--- GIVEN EXERCISE ---
Read through the data and report every line in which the word "label" occurs.
= = = = = = =
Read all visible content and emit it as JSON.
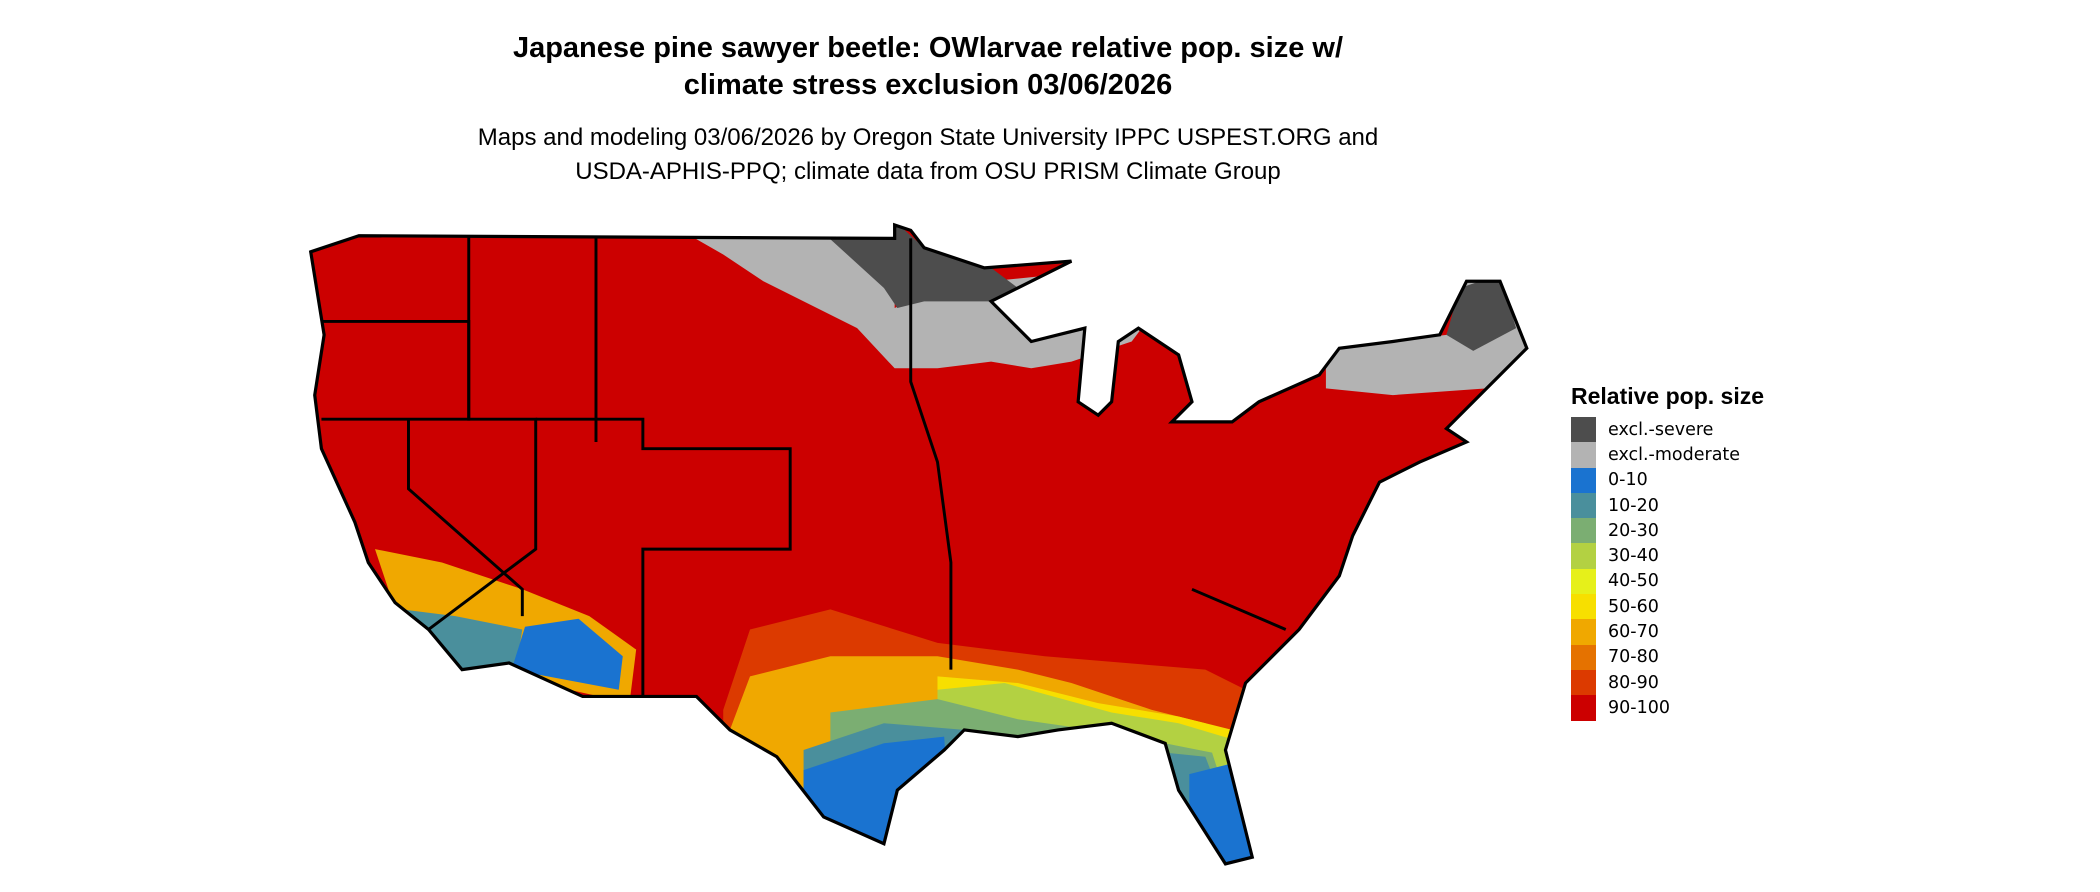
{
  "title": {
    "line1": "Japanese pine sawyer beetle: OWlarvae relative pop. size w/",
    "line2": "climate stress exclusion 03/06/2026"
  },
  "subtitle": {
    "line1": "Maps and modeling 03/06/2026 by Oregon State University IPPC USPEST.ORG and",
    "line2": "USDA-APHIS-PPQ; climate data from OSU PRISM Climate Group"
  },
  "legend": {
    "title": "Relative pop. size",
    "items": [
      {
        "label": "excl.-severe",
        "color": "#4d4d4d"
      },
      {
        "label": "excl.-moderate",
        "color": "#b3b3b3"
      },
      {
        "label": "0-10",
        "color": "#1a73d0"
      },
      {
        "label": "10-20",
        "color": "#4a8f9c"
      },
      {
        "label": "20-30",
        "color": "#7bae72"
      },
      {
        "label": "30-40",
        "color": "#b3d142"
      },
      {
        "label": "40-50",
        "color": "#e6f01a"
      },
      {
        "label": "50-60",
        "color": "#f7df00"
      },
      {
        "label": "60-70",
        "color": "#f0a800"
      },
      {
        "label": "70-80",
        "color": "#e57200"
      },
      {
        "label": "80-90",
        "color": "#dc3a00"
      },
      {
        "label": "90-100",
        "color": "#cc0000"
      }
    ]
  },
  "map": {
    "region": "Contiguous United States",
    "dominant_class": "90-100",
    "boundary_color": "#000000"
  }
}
= = = = = = =
--- RESPONSE TO THIS EXERCISE ---
        "label": "excl.-severe",
        "label": "excl.-moderate",
        "label": "0-10",
        "label": "10-20",
        "label": "20-30",
        "label": "30-40",
        "label": "40-50",
        "label": "50-60",
        "label": "60-70",
        "label": "70-80",
        "label": "80-90",
        "label": "90-100",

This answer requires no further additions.